Look through the data below. Show each line where the string "name" occurs.
--- start of MATERIAL ---
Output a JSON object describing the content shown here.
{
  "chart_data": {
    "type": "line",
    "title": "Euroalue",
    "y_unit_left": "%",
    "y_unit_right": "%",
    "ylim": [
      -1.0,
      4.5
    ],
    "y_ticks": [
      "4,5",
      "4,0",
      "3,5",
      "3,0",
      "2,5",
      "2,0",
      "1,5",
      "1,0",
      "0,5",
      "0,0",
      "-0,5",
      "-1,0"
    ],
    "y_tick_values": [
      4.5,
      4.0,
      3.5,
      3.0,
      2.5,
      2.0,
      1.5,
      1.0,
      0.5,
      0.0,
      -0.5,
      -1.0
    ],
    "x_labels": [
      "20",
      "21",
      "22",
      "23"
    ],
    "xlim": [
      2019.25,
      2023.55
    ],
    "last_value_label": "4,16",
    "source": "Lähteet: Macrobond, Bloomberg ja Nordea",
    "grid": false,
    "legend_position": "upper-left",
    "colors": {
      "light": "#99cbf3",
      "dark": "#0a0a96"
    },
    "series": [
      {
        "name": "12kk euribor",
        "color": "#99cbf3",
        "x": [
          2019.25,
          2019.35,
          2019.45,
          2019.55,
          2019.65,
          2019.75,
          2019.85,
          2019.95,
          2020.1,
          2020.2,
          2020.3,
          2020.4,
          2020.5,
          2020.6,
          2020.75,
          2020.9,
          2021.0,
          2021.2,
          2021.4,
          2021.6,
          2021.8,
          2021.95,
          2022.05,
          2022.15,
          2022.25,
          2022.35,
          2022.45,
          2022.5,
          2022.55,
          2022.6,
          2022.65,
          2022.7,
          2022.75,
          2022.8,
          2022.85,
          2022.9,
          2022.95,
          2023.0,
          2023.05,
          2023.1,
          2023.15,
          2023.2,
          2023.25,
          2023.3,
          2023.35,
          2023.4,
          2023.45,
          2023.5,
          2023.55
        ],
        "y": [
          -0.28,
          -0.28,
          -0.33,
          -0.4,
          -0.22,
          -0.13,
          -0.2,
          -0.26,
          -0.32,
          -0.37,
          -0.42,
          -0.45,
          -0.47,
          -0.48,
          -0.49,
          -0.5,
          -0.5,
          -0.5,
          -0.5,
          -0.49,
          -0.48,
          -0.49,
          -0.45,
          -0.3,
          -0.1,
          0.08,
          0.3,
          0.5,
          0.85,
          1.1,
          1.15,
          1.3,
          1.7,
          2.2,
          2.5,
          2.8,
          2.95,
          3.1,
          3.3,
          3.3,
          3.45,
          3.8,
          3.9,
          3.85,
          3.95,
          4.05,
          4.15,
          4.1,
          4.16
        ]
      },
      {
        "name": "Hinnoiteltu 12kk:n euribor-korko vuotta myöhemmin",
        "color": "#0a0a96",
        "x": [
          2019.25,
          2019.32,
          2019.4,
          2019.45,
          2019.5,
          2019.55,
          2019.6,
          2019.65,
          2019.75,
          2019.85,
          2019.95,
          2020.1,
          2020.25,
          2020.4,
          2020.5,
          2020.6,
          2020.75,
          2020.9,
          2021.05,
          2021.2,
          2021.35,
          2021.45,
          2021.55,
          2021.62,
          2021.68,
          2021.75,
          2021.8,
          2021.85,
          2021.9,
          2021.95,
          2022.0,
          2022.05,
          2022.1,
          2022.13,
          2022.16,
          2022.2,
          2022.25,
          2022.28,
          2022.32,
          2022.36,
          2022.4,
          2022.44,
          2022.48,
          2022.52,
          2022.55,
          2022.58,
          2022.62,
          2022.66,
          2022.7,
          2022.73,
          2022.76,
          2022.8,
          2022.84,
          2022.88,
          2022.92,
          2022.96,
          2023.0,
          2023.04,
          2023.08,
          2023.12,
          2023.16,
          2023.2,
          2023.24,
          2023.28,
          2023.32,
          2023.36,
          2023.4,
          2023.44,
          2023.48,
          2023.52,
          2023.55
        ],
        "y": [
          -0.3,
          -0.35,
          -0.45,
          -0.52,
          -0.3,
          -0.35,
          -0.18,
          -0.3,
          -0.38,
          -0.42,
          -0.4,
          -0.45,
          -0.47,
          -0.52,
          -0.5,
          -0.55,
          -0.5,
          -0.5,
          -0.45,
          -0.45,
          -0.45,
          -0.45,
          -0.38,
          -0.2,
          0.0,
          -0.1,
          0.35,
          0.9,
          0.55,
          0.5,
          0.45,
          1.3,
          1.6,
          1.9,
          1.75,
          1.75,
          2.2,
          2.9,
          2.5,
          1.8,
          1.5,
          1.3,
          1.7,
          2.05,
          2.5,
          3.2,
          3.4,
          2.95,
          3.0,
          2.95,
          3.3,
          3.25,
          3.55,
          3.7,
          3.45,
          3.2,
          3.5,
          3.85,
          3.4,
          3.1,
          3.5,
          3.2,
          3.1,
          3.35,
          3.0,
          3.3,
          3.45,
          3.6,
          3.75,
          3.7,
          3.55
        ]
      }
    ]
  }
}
--- end of MATERIAL ---
● **WRITTEN SOLUTION**:
        "name": "12kk euribor",
        "name": "Hinnoiteltu 12kk:n euribor-korko vuotta myöhemmin",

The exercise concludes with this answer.